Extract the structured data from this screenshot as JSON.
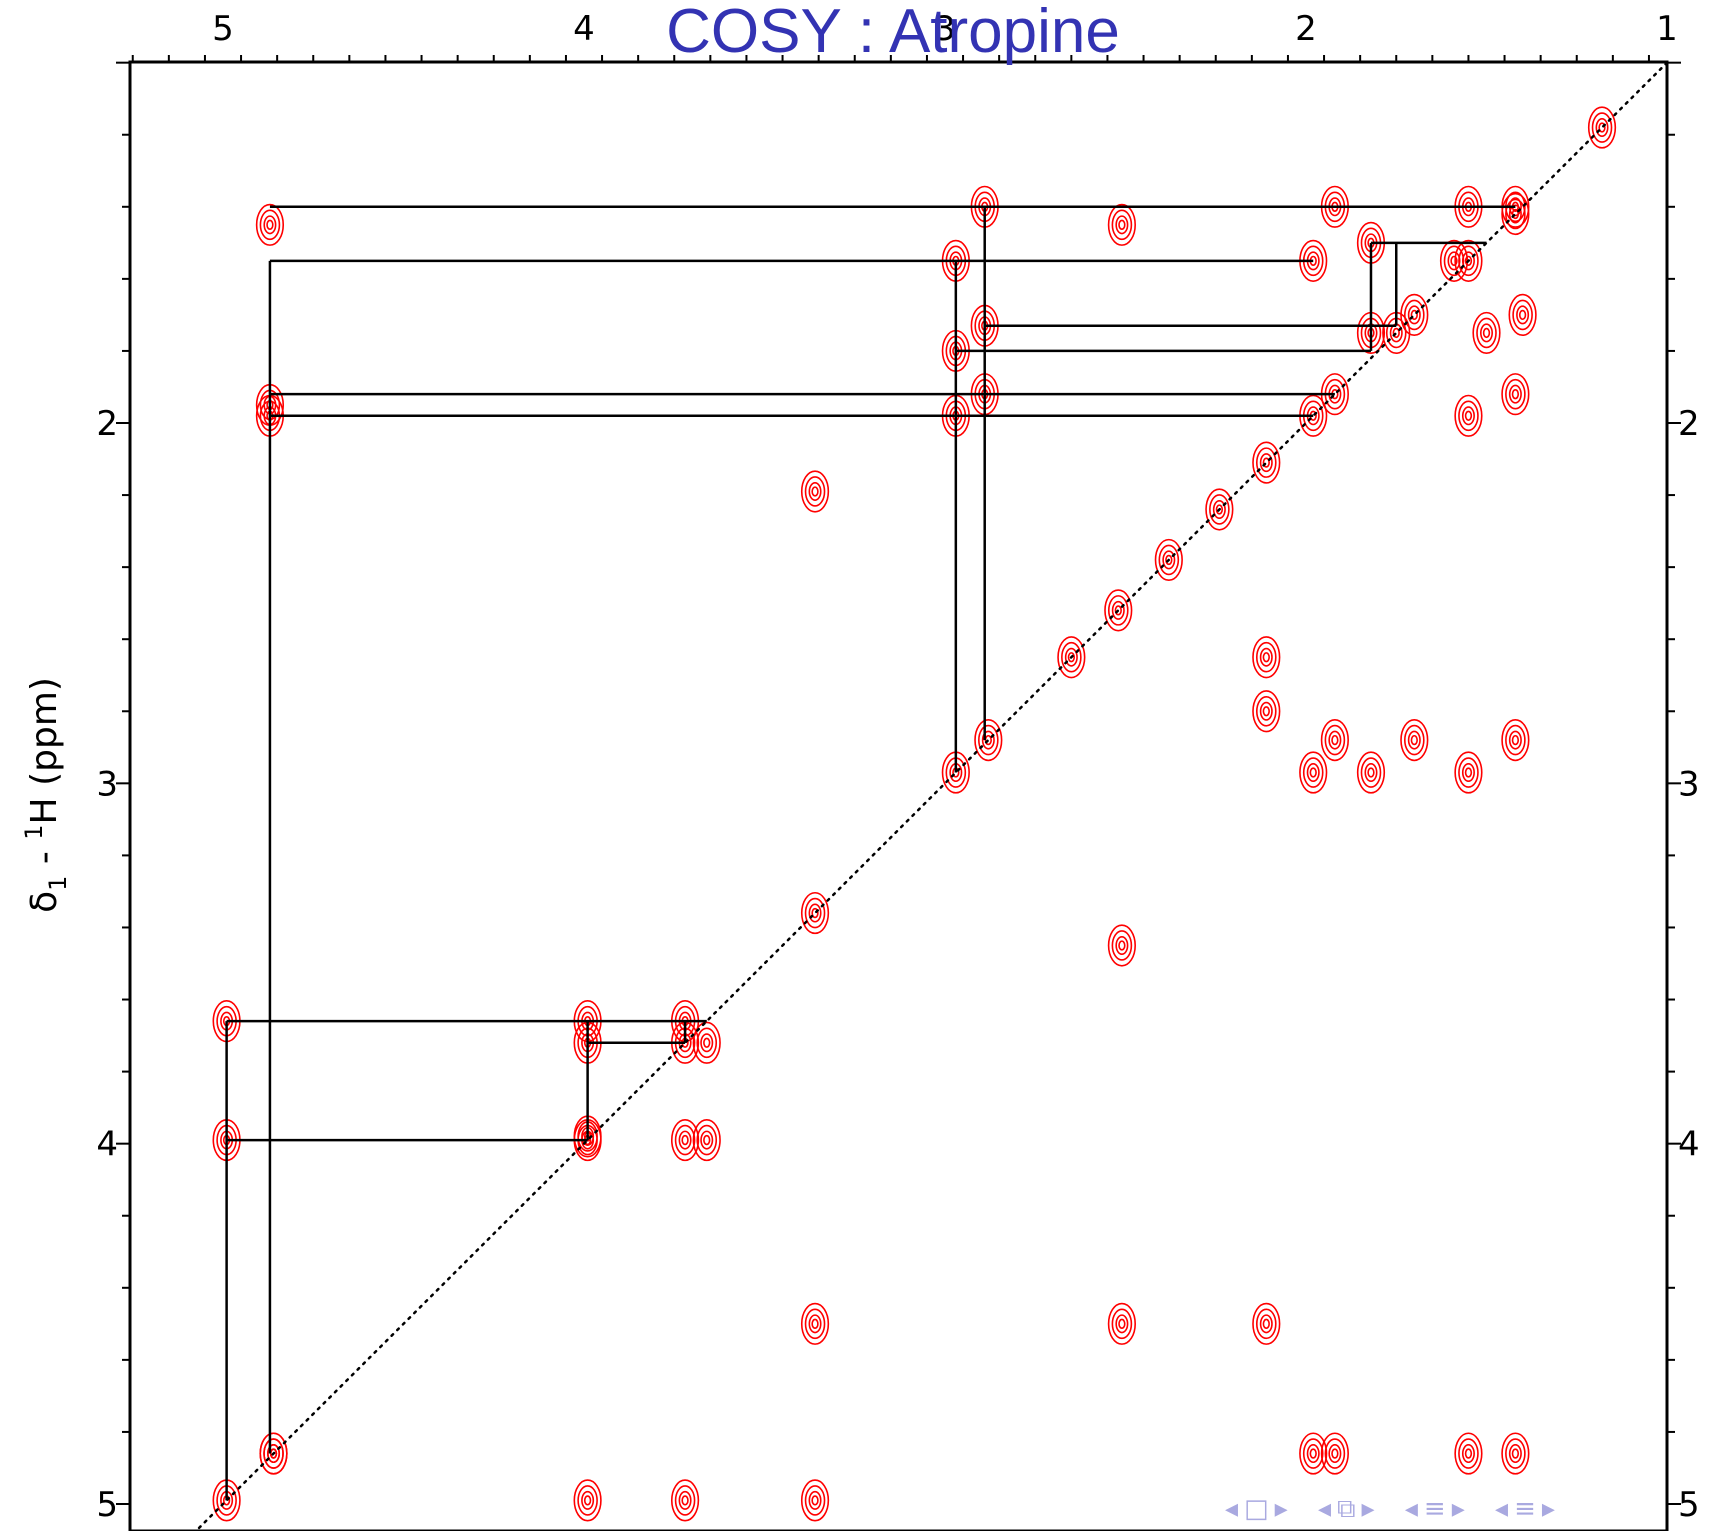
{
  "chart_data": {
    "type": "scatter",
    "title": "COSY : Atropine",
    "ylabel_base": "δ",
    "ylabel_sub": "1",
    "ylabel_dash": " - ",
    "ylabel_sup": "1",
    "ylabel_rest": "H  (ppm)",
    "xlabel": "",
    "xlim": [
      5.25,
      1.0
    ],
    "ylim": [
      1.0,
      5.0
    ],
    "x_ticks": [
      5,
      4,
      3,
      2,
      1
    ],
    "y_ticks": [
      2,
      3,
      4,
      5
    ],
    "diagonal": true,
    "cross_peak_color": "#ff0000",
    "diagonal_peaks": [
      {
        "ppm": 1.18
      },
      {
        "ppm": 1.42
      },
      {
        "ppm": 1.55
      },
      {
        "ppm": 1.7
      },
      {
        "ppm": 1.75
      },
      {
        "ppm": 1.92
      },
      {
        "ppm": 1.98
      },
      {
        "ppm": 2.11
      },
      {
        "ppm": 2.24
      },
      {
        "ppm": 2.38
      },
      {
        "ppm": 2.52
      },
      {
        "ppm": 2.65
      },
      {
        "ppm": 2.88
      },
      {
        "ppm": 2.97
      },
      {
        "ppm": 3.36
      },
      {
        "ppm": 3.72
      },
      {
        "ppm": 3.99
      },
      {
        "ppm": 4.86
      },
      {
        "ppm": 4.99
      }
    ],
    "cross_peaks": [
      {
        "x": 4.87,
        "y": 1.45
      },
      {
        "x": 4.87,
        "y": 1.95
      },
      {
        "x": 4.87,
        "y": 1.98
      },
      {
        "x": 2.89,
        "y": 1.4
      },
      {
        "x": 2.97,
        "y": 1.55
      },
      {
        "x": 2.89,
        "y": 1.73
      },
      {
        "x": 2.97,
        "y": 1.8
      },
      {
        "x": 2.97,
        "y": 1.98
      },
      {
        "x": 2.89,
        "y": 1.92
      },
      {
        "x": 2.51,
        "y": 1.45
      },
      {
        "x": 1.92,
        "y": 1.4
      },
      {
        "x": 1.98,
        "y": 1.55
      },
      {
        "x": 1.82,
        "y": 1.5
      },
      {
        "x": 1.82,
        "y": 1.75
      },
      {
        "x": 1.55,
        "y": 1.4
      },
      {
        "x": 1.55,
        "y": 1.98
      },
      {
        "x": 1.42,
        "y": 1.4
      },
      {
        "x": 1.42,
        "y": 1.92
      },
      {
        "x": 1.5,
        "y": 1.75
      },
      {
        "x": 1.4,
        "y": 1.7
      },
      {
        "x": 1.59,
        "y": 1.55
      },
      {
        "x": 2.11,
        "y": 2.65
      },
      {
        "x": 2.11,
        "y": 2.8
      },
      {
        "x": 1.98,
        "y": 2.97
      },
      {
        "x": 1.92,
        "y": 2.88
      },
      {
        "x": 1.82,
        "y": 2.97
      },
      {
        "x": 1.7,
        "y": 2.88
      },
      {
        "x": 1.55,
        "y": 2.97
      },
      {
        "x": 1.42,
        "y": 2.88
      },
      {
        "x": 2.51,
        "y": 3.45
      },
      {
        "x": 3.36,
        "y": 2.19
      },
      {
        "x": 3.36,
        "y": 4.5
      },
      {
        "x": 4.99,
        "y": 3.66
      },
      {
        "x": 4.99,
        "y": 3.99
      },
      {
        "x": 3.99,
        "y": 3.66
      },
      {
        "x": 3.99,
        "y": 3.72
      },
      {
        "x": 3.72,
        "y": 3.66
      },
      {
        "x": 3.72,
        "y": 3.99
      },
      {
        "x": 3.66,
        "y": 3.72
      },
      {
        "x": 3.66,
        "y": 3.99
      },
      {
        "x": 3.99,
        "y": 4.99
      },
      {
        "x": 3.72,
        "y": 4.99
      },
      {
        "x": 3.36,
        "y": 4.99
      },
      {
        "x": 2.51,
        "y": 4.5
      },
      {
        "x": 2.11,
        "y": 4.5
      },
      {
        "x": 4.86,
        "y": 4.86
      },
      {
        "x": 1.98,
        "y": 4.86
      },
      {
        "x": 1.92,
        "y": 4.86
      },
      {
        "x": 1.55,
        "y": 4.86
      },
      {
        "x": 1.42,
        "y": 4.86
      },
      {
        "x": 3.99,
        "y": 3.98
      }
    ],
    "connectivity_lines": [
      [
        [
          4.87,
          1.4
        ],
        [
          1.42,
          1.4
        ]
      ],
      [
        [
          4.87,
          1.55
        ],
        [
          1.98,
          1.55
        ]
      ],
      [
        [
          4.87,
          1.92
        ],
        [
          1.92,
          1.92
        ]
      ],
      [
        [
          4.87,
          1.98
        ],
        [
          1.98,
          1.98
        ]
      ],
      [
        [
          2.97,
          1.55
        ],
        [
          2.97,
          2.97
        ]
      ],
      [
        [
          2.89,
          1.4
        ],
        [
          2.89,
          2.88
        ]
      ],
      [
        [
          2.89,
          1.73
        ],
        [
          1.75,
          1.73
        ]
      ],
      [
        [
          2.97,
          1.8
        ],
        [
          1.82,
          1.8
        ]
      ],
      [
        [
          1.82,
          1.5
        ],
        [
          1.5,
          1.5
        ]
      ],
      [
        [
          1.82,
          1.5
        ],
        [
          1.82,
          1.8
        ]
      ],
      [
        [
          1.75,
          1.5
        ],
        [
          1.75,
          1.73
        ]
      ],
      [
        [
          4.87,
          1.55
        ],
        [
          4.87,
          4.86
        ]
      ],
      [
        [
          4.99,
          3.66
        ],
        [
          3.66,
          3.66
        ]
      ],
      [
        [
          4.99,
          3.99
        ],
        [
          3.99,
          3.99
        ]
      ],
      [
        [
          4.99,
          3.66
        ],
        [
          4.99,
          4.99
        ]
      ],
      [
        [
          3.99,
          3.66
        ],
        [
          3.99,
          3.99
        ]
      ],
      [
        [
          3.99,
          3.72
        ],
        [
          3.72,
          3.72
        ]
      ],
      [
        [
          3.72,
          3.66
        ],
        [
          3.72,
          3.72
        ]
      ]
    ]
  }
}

→ YOUR TASK: What is needed is an exact reproduction of the data, pictures excluded.

→ RESULT:
Extract the structured data from this screenshot as JSON.
{
  "chart_data": {
    "type": "scatter",
    "title": "COSY : Atropine",
    "ylabel_base": "δ",
    "ylabel_sub": "1",
    "ylabel_dash": " - ",
    "ylabel_sup": "1",
    "ylabel_rest": "H  (ppm)",
    "xlabel": "",
    "xlim": [
      5.25,
      1.0
    ],
    "ylim": [
      1.0,
      5.0
    ],
    "x_ticks": [
      5,
      4,
      3,
      2,
      1
    ],
    "y_ticks": [
      2,
      3,
      4,
      5
    ],
    "diagonal": true,
    "cross_peak_color": "#ff0000",
    "diagonal_peaks": [
      {
        "ppm": 1.18
      },
      {
        "ppm": 1.42
      },
      {
        "ppm": 1.55
      },
      {
        "ppm": 1.7
      },
      {
        "ppm": 1.75
      },
      {
        "ppm": 1.92
      },
      {
        "ppm": 1.98
      },
      {
        "ppm": 2.11
      },
      {
        "ppm": 2.24
      },
      {
        "ppm": 2.38
      },
      {
        "ppm": 2.52
      },
      {
        "ppm": 2.65
      },
      {
        "ppm": 2.88
      },
      {
        "ppm": 2.97
      },
      {
        "ppm": 3.36
      },
      {
        "ppm": 3.72
      },
      {
        "ppm": 3.99
      },
      {
        "ppm": 4.86
      },
      {
        "ppm": 4.99
      }
    ],
    "cross_peaks": [
      {
        "x": 4.87,
        "y": 1.45
      },
      {
        "x": 4.87,
        "y": 1.95
      },
      {
        "x": 4.87,
        "y": 1.98
      },
      {
        "x": 2.89,
        "y": 1.4
      },
      {
        "x": 2.97,
        "y": 1.55
      },
      {
        "x": 2.89,
        "y": 1.73
      },
      {
        "x": 2.97,
        "y": 1.8
      },
      {
        "x": 2.97,
        "y": 1.98
      },
      {
        "x": 2.89,
        "y": 1.92
      },
      {
        "x": 2.51,
        "y": 1.45
      },
      {
        "x": 1.92,
        "y": 1.4
      },
      {
        "x": 1.98,
        "y": 1.55
      },
      {
        "x": 1.82,
        "y": 1.5
      },
      {
        "x": 1.82,
        "y": 1.75
      },
      {
        "x": 1.55,
        "y": 1.4
      },
      {
        "x": 1.55,
        "y": 1.98
      },
      {
        "x": 1.42,
        "y": 1.4
      },
      {
        "x": 1.42,
        "y": 1.92
      },
      {
        "x": 1.5,
        "y": 1.75
      },
      {
        "x": 1.4,
        "y": 1.7
      },
      {
        "x": 1.59,
        "y": 1.55
      },
      {
        "x": 2.11,
        "y": 2.65
      },
      {
        "x": 2.11,
        "y": 2.8
      },
      {
        "x": 1.98,
        "y": 2.97
      },
      {
        "x": 1.92,
        "y": 2.88
      },
      {
        "x": 1.82,
        "y": 2.97
      },
      {
        "x": 1.7,
        "y": 2.88
      },
      {
        "x": 1.55,
        "y": 2.97
      },
      {
        "x": 1.42,
        "y": 2.88
      },
      {
        "x": 2.51,
        "y": 3.45
      },
      {
        "x": 3.36,
        "y": 2.19
      },
      {
        "x": 3.36,
        "y": 4.5
      },
      {
        "x": 4.99,
        "y": 3.66
      },
      {
        "x": 4.99,
        "y": 3.99
      },
      {
        "x": 3.99,
        "y": 3.66
      },
      {
        "x": 3.99,
        "y": 3.72
      },
      {
        "x": 3.72,
        "y": 3.66
      },
      {
        "x": 3.72,
        "y": 3.99
      },
      {
        "x": 3.66,
        "y": 3.72
      },
      {
        "x": 3.66,
        "y": 3.99
      },
      {
        "x": 3.99,
        "y": 4.99
      },
      {
        "x": 3.72,
        "y": 4.99
      },
      {
        "x": 3.36,
        "y": 4.99
      },
      {
        "x": 2.51,
        "y": 4.5
      },
      {
        "x": 2.11,
        "y": 4.5
      },
      {
        "x": 4.86,
        "y": 4.86
      },
      {
        "x": 1.98,
        "y": 4.86
      },
      {
        "x": 1.92,
        "y": 4.86
      },
      {
        "x": 1.55,
        "y": 4.86
      },
      {
        "x": 1.42,
        "y": 4.86
      },
      {
        "x": 3.99,
        "y": 3.98
      }
    ],
    "connectivity_lines": [
      [
        [
          4.87,
          1.4
        ],
        [
          1.42,
          1.4
        ]
      ],
      [
        [
          4.87,
          1.55
        ],
        [
          1.98,
          1.55
        ]
      ],
      [
        [
          4.87,
          1.92
        ],
        [
          1.92,
          1.92
        ]
      ],
      [
        [
          4.87,
          1.98
        ],
        [
          1.98,
          1.98
        ]
      ],
      [
        [
          2.97,
          1.55
        ],
        [
          2.97,
          2.97
        ]
      ],
      [
        [
          2.89,
          1.4
        ],
        [
          2.89,
          2.88
        ]
      ],
      [
        [
          2.89,
          1.73
        ],
        [
          1.75,
          1.73
        ]
      ],
      [
        [
          2.97,
          1.8
        ],
        [
          1.82,
          1.8
        ]
      ],
      [
        [
          1.82,
          1.5
        ],
        [
          1.5,
          1.5
        ]
      ],
      [
        [
          1.82,
          1.5
        ],
        [
          1.82,
          1.8
        ]
      ],
      [
        [
          1.75,
          1.5
        ],
        [
          1.75,
          1.73
        ]
      ],
      [
        [
          4.87,
          1.55
        ],
        [
          4.87,
          4.86
        ]
      ],
      [
        [
          4.99,
          3.66
        ],
        [
          3.66,
          3.66
        ]
      ],
      [
        [
          4.99,
          3.99
        ],
        [
          3.99,
          3.99
        ]
      ],
      [
        [
          4.99,
          3.66
        ],
        [
          4.99,
          4.99
        ]
      ],
      [
        [
          3.99,
          3.66
        ],
        [
          3.99,
          3.99
        ]
      ],
      [
        [
          3.99,
          3.72
        ],
        [
          3.72,
          3.72
        ]
      ],
      [
        [
          3.72,
          3.66
        ],
        [
          3.72,
          3.72
        ]
      ]
    ]
  }
}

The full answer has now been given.